→ **Requirements**: Collect every line in the records below that contains the word "page".

== The input ==

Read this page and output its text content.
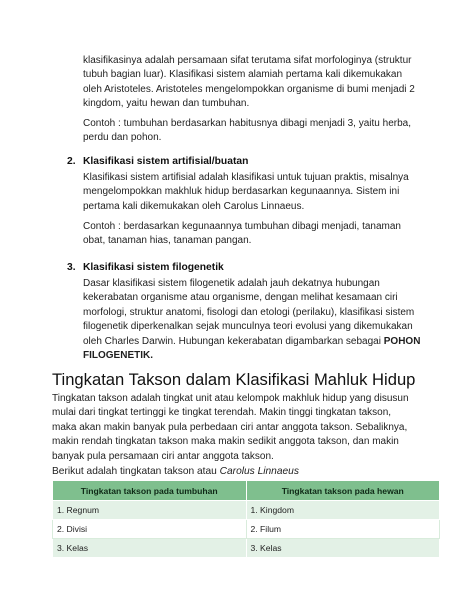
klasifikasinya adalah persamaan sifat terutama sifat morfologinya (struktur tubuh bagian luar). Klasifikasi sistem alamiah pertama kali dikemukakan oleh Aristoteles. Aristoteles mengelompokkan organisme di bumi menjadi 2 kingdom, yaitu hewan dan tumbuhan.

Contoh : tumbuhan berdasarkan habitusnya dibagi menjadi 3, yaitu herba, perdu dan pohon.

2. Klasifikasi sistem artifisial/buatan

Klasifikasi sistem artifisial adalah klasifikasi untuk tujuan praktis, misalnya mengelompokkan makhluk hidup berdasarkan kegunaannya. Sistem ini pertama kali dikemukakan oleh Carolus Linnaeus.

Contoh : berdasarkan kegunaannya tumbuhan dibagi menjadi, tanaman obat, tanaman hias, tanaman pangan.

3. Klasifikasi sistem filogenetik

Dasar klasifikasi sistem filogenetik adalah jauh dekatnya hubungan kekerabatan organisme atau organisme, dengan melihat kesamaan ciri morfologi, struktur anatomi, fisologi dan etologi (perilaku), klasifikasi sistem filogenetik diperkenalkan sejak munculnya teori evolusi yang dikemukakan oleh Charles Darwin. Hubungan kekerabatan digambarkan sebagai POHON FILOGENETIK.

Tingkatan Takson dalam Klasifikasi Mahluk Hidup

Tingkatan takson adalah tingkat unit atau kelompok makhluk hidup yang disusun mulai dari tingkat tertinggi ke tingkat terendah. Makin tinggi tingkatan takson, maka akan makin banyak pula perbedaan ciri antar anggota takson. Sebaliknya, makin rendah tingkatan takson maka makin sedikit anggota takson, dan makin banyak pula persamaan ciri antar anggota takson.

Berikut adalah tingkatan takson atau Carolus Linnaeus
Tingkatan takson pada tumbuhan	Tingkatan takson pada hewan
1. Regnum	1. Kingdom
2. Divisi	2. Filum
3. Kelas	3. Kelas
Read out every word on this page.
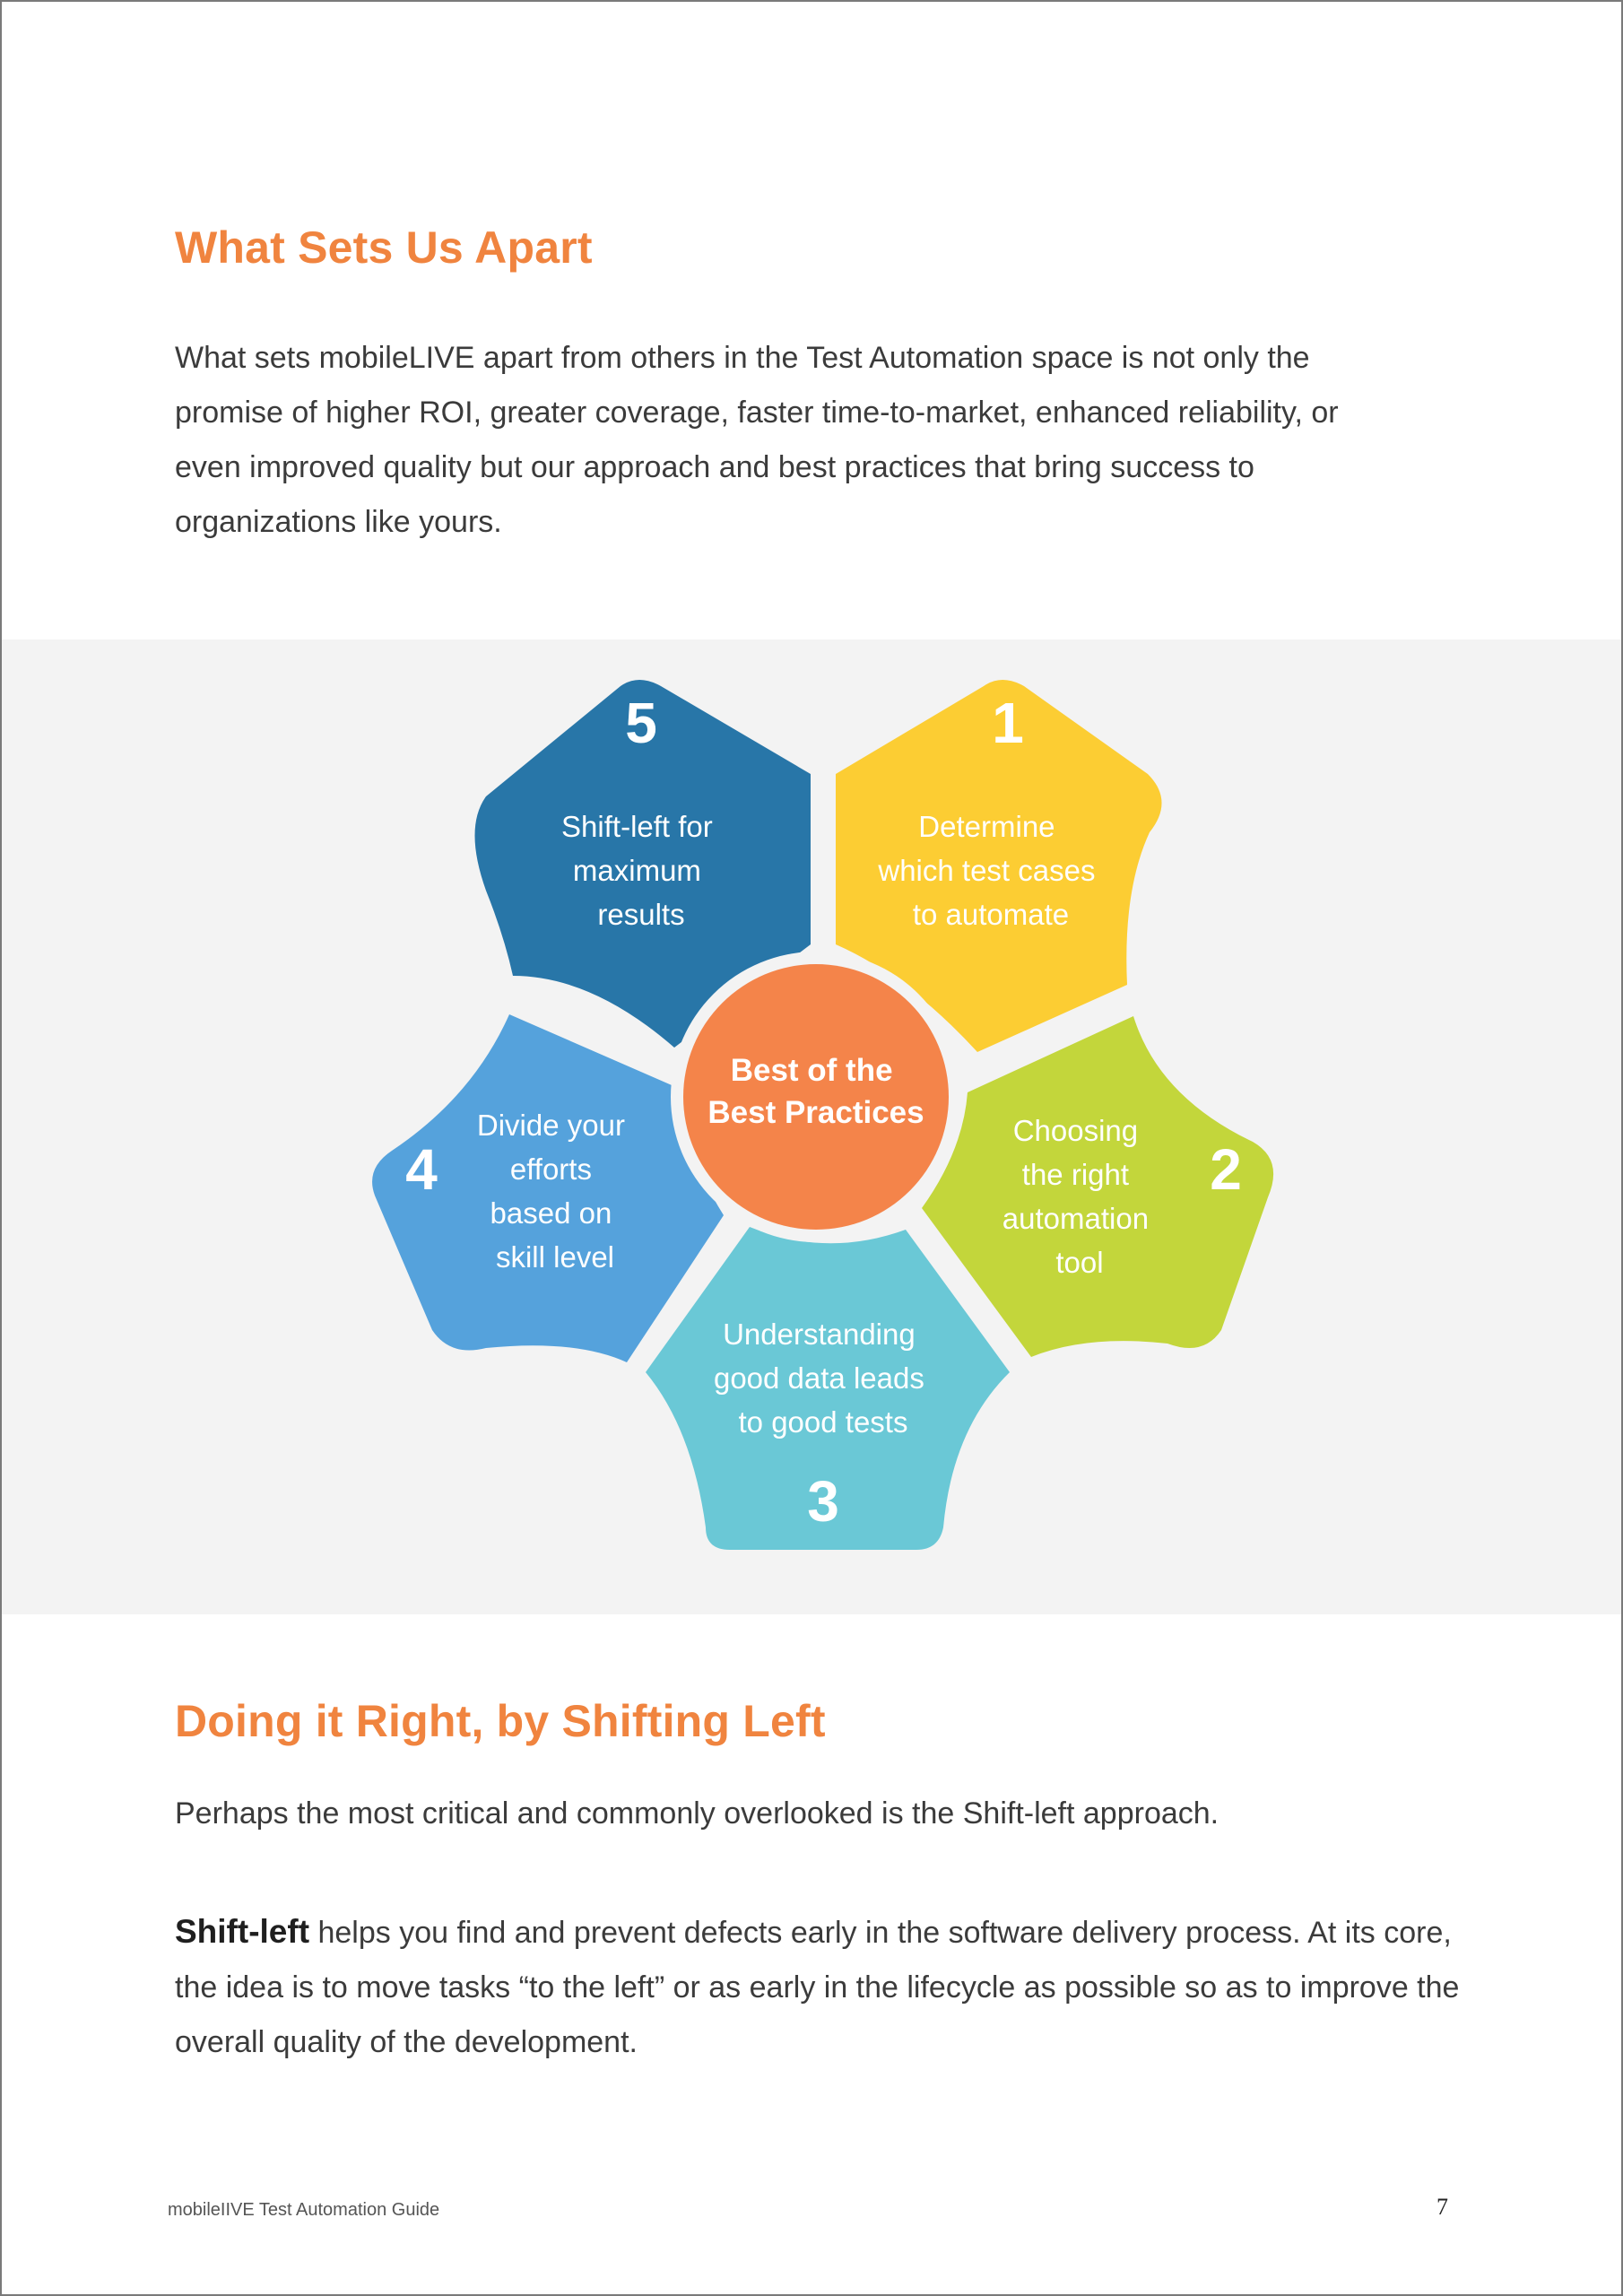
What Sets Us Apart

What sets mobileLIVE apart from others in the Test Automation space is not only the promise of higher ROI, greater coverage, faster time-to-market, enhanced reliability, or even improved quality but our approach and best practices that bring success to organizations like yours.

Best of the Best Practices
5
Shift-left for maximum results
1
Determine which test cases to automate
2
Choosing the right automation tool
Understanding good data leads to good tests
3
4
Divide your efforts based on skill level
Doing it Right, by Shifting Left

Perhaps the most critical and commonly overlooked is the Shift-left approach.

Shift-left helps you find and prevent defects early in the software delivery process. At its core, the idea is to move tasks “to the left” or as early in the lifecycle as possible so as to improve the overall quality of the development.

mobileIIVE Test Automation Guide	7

===

→ **Complete response**:
Read this page and output its text content.
Read out every word on this page.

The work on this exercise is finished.